ENTRIES>
## start

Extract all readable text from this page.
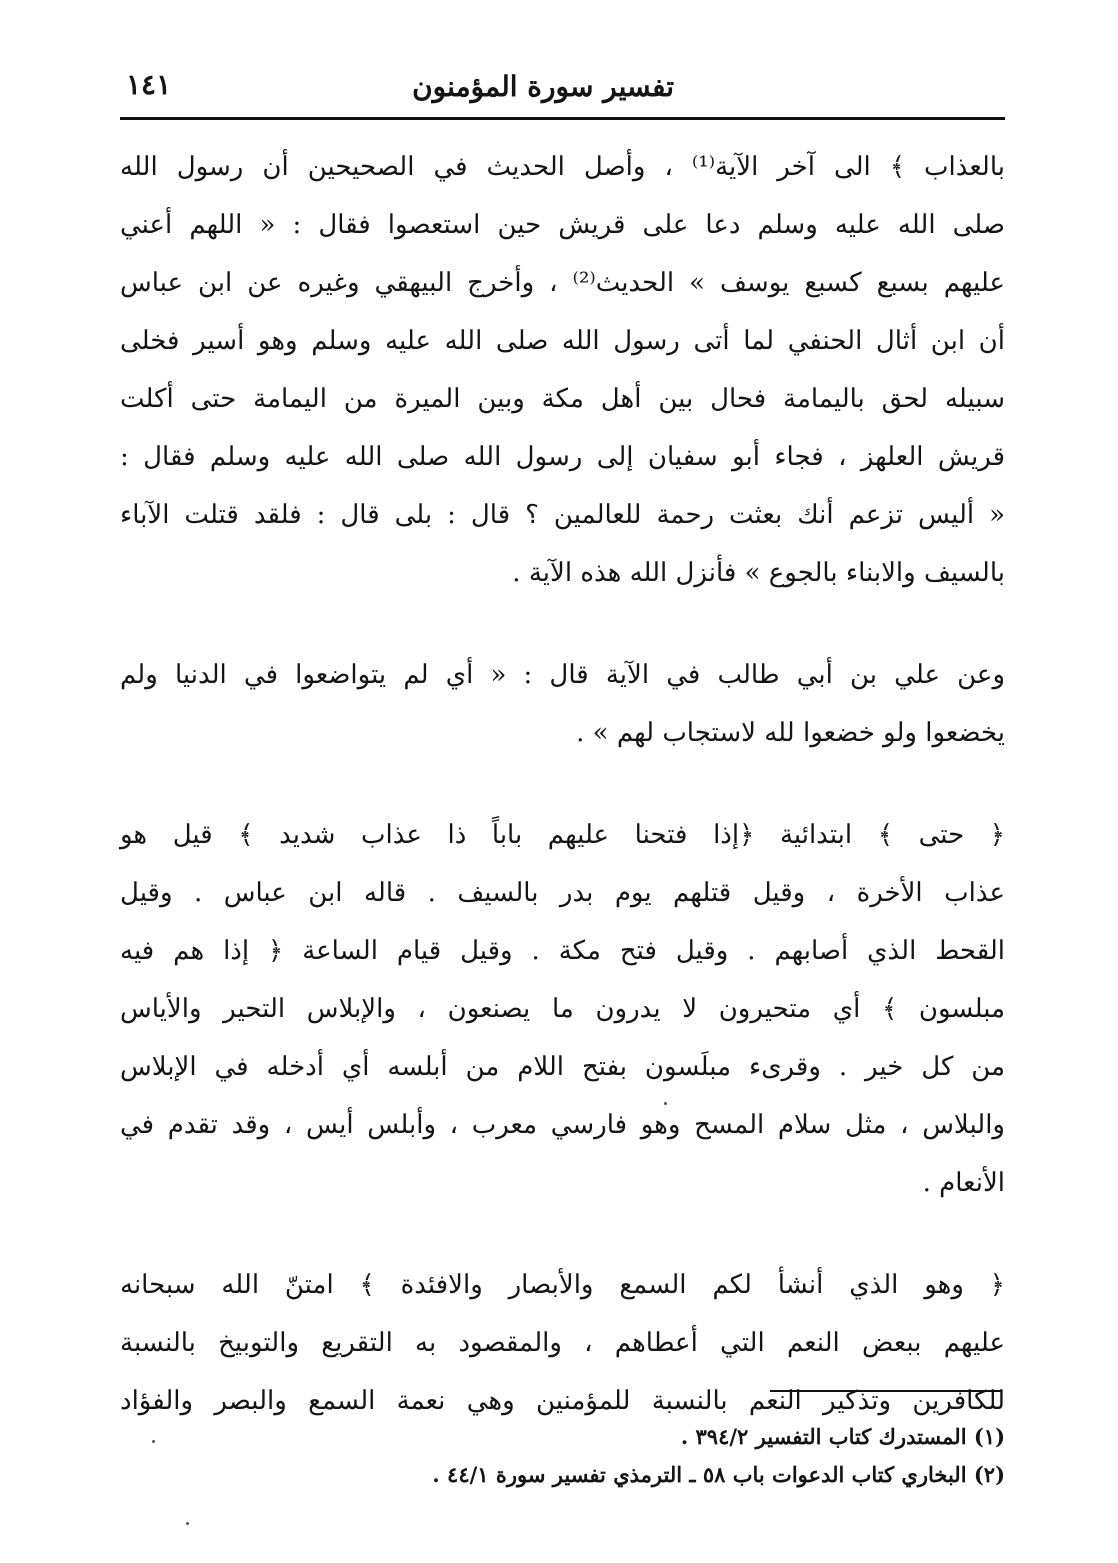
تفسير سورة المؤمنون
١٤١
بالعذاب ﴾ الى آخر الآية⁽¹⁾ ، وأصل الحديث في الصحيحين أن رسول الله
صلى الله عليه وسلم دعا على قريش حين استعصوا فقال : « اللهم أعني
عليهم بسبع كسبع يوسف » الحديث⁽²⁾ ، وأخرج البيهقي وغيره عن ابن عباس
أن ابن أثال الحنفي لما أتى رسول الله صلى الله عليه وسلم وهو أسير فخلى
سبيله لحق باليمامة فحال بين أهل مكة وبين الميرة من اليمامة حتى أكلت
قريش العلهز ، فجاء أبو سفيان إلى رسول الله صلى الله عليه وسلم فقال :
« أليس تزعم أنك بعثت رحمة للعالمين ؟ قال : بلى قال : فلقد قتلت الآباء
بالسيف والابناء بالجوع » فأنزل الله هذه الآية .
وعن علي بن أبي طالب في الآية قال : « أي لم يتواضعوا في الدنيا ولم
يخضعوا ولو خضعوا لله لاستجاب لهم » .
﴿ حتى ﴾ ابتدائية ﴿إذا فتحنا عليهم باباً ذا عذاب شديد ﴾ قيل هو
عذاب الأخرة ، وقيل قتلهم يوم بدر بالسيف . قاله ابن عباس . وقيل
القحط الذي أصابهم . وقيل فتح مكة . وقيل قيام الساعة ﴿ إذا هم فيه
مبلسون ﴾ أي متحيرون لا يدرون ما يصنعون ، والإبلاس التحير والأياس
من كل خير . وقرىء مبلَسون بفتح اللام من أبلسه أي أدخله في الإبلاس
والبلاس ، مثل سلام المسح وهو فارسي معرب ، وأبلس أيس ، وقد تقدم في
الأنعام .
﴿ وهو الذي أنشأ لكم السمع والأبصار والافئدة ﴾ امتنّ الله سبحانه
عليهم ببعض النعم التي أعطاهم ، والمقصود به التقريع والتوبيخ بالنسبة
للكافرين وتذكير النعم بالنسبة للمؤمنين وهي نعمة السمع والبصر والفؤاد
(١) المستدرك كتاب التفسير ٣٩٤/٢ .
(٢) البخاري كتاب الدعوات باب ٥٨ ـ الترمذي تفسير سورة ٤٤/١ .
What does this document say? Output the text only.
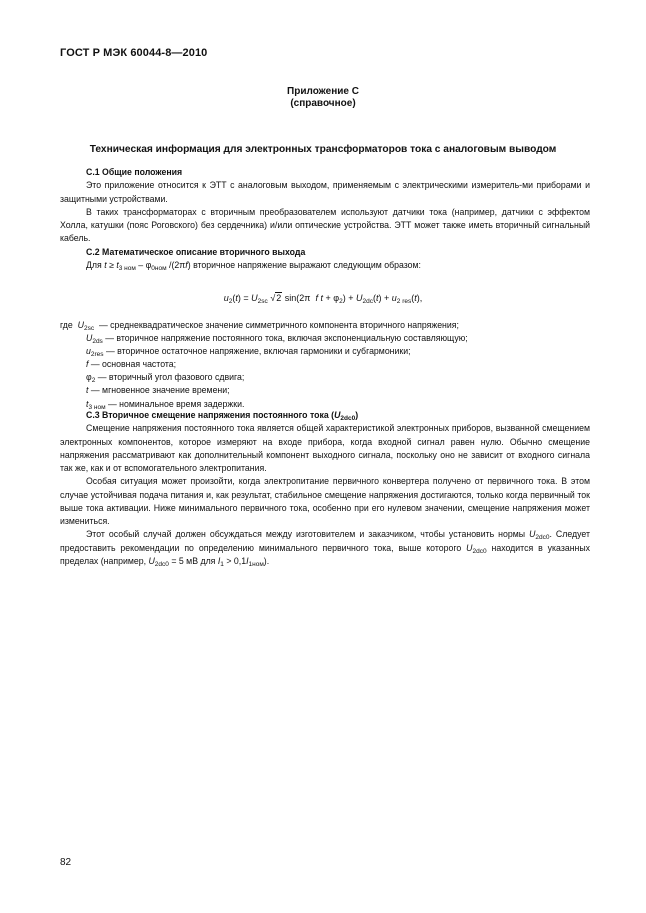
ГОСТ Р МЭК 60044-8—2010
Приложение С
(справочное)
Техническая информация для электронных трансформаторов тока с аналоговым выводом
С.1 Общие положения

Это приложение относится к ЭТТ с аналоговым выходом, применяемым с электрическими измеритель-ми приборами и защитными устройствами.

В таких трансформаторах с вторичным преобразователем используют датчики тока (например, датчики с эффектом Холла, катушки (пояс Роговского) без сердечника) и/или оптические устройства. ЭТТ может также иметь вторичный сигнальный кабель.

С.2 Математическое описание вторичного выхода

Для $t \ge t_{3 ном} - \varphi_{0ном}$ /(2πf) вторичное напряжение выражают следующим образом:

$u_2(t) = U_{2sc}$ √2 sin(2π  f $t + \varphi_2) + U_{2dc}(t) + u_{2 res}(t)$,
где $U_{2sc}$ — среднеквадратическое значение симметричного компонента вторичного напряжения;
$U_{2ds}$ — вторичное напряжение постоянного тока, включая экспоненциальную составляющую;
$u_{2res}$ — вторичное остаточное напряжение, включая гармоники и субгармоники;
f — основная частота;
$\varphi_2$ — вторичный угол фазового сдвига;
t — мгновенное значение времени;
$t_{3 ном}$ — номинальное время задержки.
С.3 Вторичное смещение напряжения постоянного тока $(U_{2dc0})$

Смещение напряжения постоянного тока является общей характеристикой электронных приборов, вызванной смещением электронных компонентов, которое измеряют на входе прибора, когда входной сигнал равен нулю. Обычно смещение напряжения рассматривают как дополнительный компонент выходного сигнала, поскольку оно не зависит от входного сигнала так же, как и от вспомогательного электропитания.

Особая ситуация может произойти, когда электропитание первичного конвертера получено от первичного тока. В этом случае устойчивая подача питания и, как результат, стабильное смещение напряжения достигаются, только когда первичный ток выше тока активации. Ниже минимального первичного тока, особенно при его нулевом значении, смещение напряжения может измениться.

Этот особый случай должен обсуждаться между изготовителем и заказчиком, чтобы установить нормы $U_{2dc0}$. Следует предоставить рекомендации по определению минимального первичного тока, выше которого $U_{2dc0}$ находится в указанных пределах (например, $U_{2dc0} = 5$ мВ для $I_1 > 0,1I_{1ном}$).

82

## end
## start

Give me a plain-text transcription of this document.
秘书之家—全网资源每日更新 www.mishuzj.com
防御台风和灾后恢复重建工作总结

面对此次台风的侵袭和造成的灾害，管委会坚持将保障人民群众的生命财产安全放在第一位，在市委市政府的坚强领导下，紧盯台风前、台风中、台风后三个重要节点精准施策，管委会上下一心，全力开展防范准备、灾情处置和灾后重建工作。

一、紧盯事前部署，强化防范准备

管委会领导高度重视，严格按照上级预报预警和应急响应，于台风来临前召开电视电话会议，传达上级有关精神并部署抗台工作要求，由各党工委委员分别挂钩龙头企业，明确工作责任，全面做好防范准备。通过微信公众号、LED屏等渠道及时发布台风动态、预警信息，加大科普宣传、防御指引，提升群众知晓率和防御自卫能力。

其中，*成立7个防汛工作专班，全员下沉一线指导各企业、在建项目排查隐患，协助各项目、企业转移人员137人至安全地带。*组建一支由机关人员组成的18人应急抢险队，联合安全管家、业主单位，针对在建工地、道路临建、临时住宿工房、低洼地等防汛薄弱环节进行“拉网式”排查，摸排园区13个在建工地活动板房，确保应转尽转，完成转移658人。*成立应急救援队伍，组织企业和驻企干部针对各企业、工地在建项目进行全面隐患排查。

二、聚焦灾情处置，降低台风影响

## end

TASK BRIEF>
Which lines above hold the word "document"? Copy each of them.

EXERCISE RESULT>
What does this document say? Output the text only.
Give me a plain-text transcription of this document.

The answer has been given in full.